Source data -
_ _ _
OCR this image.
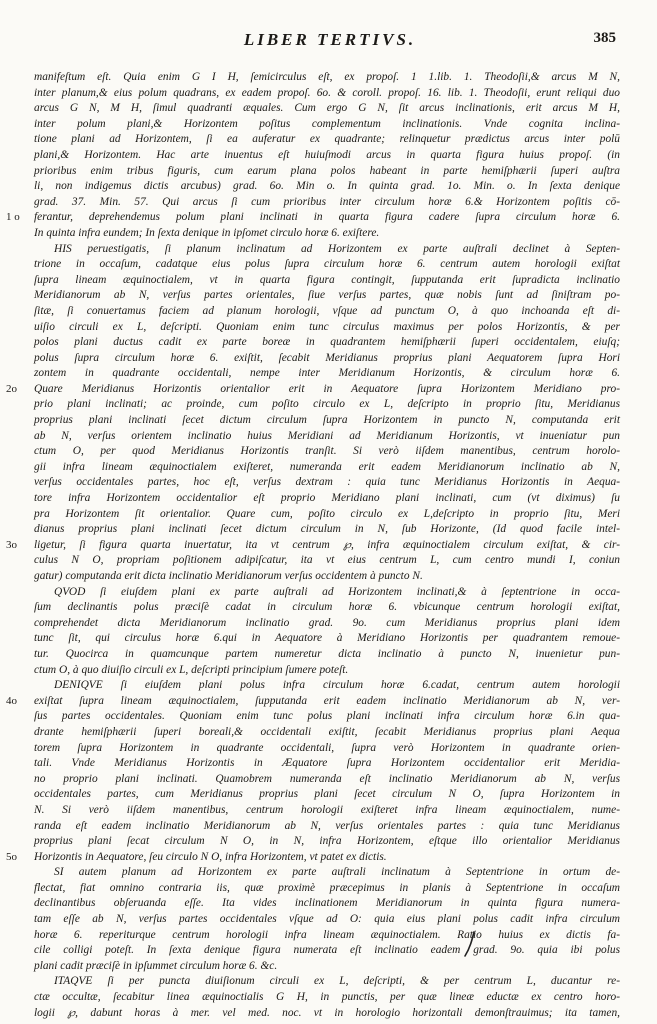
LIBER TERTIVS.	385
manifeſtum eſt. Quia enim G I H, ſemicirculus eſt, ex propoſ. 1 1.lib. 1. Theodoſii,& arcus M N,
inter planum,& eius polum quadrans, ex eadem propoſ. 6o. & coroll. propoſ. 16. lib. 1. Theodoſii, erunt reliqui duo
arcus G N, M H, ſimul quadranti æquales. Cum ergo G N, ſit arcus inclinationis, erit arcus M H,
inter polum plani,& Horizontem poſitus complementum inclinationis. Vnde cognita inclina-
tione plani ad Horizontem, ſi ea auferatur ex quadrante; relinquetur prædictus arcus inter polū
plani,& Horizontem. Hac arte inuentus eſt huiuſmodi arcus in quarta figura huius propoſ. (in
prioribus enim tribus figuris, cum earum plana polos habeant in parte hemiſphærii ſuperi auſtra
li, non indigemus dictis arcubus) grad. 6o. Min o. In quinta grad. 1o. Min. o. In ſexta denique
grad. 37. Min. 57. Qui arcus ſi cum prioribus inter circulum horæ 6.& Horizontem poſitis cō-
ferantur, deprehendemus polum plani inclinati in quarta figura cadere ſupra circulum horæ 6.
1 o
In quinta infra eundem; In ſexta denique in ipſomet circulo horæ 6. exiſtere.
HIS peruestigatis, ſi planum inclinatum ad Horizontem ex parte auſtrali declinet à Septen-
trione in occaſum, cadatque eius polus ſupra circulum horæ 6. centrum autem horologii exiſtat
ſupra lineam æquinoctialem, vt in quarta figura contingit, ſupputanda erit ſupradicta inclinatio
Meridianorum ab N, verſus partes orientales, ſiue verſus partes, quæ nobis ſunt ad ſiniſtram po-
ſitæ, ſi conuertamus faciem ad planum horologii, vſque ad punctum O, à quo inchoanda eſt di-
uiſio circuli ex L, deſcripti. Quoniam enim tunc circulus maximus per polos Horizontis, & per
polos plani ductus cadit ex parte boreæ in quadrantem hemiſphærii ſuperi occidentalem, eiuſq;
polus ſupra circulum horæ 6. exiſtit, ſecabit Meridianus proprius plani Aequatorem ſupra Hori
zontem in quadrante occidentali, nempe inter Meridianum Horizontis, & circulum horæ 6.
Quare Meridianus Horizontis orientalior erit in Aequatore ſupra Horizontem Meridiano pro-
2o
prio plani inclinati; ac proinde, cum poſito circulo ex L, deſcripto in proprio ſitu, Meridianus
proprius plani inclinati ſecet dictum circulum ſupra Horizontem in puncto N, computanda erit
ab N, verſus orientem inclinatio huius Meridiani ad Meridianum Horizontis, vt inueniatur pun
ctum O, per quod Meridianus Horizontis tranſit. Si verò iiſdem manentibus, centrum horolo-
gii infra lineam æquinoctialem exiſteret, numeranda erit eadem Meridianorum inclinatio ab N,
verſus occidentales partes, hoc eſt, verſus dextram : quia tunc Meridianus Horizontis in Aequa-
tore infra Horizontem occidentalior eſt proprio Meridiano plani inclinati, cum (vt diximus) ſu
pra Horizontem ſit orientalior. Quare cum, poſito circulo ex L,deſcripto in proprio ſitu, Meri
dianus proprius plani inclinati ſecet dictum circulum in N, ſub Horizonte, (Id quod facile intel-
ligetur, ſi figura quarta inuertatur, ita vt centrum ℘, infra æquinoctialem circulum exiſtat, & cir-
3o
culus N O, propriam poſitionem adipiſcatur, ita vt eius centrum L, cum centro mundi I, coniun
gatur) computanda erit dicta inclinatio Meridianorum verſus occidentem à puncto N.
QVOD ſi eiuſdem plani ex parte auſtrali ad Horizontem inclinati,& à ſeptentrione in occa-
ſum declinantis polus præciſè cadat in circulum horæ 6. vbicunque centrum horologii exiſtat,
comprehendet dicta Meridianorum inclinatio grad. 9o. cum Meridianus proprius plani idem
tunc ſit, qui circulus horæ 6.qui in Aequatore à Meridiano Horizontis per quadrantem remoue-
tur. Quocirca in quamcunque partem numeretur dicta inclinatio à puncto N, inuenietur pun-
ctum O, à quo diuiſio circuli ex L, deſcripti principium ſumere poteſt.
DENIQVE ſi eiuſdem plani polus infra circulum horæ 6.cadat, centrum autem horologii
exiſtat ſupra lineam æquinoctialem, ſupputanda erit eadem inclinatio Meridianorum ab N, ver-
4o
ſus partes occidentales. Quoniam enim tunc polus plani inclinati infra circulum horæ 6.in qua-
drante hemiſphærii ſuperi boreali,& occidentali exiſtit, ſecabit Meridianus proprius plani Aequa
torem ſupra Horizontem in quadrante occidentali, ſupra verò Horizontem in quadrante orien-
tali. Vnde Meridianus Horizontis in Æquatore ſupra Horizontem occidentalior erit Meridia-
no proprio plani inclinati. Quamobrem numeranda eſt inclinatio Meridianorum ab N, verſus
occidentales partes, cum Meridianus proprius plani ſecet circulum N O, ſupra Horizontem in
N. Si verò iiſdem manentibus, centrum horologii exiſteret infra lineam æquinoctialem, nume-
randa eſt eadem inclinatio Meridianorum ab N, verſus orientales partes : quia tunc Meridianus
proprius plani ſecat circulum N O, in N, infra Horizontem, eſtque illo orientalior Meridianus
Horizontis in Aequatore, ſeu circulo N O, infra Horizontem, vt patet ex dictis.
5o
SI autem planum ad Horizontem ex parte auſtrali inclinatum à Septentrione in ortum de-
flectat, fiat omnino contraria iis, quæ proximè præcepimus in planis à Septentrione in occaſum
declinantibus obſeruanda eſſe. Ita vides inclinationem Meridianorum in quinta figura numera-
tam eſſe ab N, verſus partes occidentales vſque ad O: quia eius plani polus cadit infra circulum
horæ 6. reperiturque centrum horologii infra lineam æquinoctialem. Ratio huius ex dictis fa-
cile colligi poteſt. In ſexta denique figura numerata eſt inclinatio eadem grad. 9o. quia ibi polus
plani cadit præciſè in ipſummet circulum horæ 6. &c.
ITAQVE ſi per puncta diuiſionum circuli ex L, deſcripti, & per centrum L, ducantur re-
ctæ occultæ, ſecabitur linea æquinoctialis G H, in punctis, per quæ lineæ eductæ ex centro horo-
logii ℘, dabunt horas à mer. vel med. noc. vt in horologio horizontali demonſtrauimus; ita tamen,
_ _ _
Output every entry exactly as given; pictures are not part of the copy.

OCR this image.
LIBER TERTIVS.	385
manifeſtum eſt. Quia enim G I H, ſemicirculus eſt, ex propoſ. 1 1.lib. 1. Theodoſii,& arcus M N,
inter planum,& eius polum quadrans, ex eadem propoſ. 6o. & coroll. propoſ. 16. lib. 1. Theodoſii, erunt reliqui duo
arcus G N, M H, ſimul quadranti æquales. Cum ergo G N, ſit arcus inclinationis, erit arcus M H,
inter polum plani,& Horizontem poſitus complementum inclinationis. Vnde cognita inclina-
tione plani ad Horizontem, ſi ea auferatur ex quadrante; relinquetur prædictus arcus inter polū
plani,& Horizontem. Hac arte inuentus eſt huiuſmodi arcus in quarta figura huius propoſ. (in
prioribus enim tribus figuris, cum earum plana polos habeant in parte hemiſphærii ſuperi auſtra
li, non indigemus dictis arcubus) grad. 6o. Min o. In quinta grad. 1o. Min. o. In ſexta denique
grad. 37. Min. 57. Qui arcus ſi cum prioribus inter circulum horæ 6.& Horizontem poſitis cō-
ferantur, deprehendemus polum plani inclinati in quarta figura cadere ſupra circulum horæ 6.
1 o
In quinta infra eundem; In ſexta denique in ipſomet circulo horæ 6. exiſtere.
HIS peruestigatis, ſi planum inclinatum ad Horizontem ex parte auſtrali declinet à Septen-
trione in occaſum, cadatque eius polus ſupra circulum horæ 6. centrum autem horologii exiſtat
ſupra lineam æquinoctialem, vt in quarta figura contingit, ſupputanda erit ſupradicta inclinatio
Meridianorum ab N, verſus partes orientales, ſiue verſus partes, quæ nobis ſunt ad ſiniſtram po-
ſitæ, ſi conuertamus faciem ad planum horologii, vſque ad punctum O, à quo inchoanda eſt di-
uiſio circuli ex L, deſcripti. Quoniam enim tunc circulus maximus per polos Horizontis, & per
polos plani ductus cadit ex parte boreæ in quadrantem hemiſphærii ſuperi occidentalem, eiuſq;
polus ſupra circulum horæ 6. exiſtit, ſecabit Meridianus proprius plani Aequatorem ſupra Hori
zontem in quadrante occidentali, nempe inter Meridianum Horizontis, & circulum horæ 6.
Quare Meridianus Horizontis orientalior erit in Aequatore ſupra Horizontem Meridiano pro-
2o
prio plani inclinati; ac proinde, cum poſito circulo ex L, deſcripto in proprio ſitu, Meridianus
proprius plani inclinati ſecet dictum circulum ſupra Horizontem in puncto N, computanda erit
ab N, verſus orientem inclinatio huius Meridiani ad Meridianum Horizontis, vt inueniatur pun
ctum O, per quod Meridianus Horizontis tranſit. Si verò iiſdem manentibus, centrum horolo-
gii infra lineam æquinoctialem exiſteret, numeranda erit eadem Meridianorum inclinatio ab N,
verſus occidentales partes, hoc eſt, verſus dextram : quia tunc Meridianus Horizontis in Aequa-
tore infra Horizontem occidentalior eſt proprio Meridiano plani inclinati, cum (vt diximus) ſu
pra Horizontem ſit orientalior. Quare cum, poſito circulo ex L,deſcripto in proprio ſitu, Meri
dianus proprius plani inclinati ſecet dictum circulum in N, ſub Horizonte, (Id quod facile intel-
ligetur, ſi figura quarta inuertatur, ita vt centrum ℘, infra æquinoctialem circulum exiſtat, & cir-
3o
culus N O, propriam poſitionem adipiſcatur, ita vt eius centrum L, cum centro mundi I, coniun
gatur) computanda erit dicta inclinatio Meridianorum verſus occidentem à puncto N.
QVOD ſi eiuſdem plani ex parte auſtrali ad Horizontem inclinati,& à ſeptentrione in occa-
ſum declinantis polus præciſè cadat in circulum horæ 6. vbicunque centrum horologii exiſtat,
comprehendet dicta Meridianorum inclinatio grad. 9o. cum Meridianus proprius plani idem
tunc ſit, qui circulus horæ 6.qui in Aequatore à Meridiano Horizontis per quadrantem remoue-
tur. Quocirca in quamcunque partem numeretur dicta inclinatio à puncto N, inuenietur pun-
ctum O, à quo diuiſio circuli ex L, deſcripti principium ſumere poteſt.
DENIQVE ſi eiuſdem plani polus infra circulum horæ 6.cadat, centrum autem horologii
exiſtat ſupra lineam æquinoctialem, ſupputanda erit eadem inclinatio Meridianorum ab N, ver-
4o
ſus partes occidentales. Quoniam enim tunc polus plani inclinati infra circulum horæ 6.in qua-
drante hemiſphærii ſuperi boreali,& occidentali exiſtit, ſecabit Meridianus proprius plani Aequa
torem ſupra Horizontem in quadrante occidentali, ſupra verò Horizontem in quadrante orien-
tali. Vnde Meridianus Horizontis in Æquatore ſupra Horizontem occidentalior erit Meridia-
no proprio plani inclinati. Quamobrem numeranda eſt inclinatio Meridianorum ab N, verſus
occidentales partes, cum Meridianus proprius plani ſecet circulum N O, ſupra Horizontem in
N. Si verò iiſdem manentibus, centrum horologii exiſteret infra lineam æquinoctialem, nume-
randa eſt eadem inclinatio Meridianorum ab N, verſus orientales partes : quia tunc Meridianus
proprius plani ſecat circulum N O, in N, infra Horizontem, eſtque illo orientalior Meridianus
Horizontis in Aequatore, ſeu circulo N O, infra Horizontem, vt patet ex dictis.
5o
SI autem planum ad Horizontem ex parte auſtrali inclinatum à Septentrione in ortum de-
flectat, fiat omnino contraria iis, quæ proximè præcepimus in planis à Septentrione in occaſum
declinantibus obſeruanda eſſe. Ita vides inclinationem Meridianorum in quinta figura numera-
tam eſſe ab N, verſus partes occidentales vſque ad O: quia eius plani polus cadit infra circulum
horæ 6. reperiturque centrum horologii infra lineam æquinoctialem. Ratio huius ex dictis fa-
cile colligi poteſt. In ſexta denique figura numerata eſt inclinatio eadem grad. 9o. quia ibi polus
plani cadit præciſè in ipſummet circulum horæ 6. &c.
ITAQVE ſi per puncta diuiſionum circuli ex L, deſcripti, & per centrum L, ducantur re-
ctæ occultæ, ſecabitur linea æquinoctialis G H, in punctis, per quæ lineæ eductæ ex centro horo-
logii ℘, dabunt horas à mer. vel med. noc. vt in horologio horizontali demonſtrauimus; ita tamen,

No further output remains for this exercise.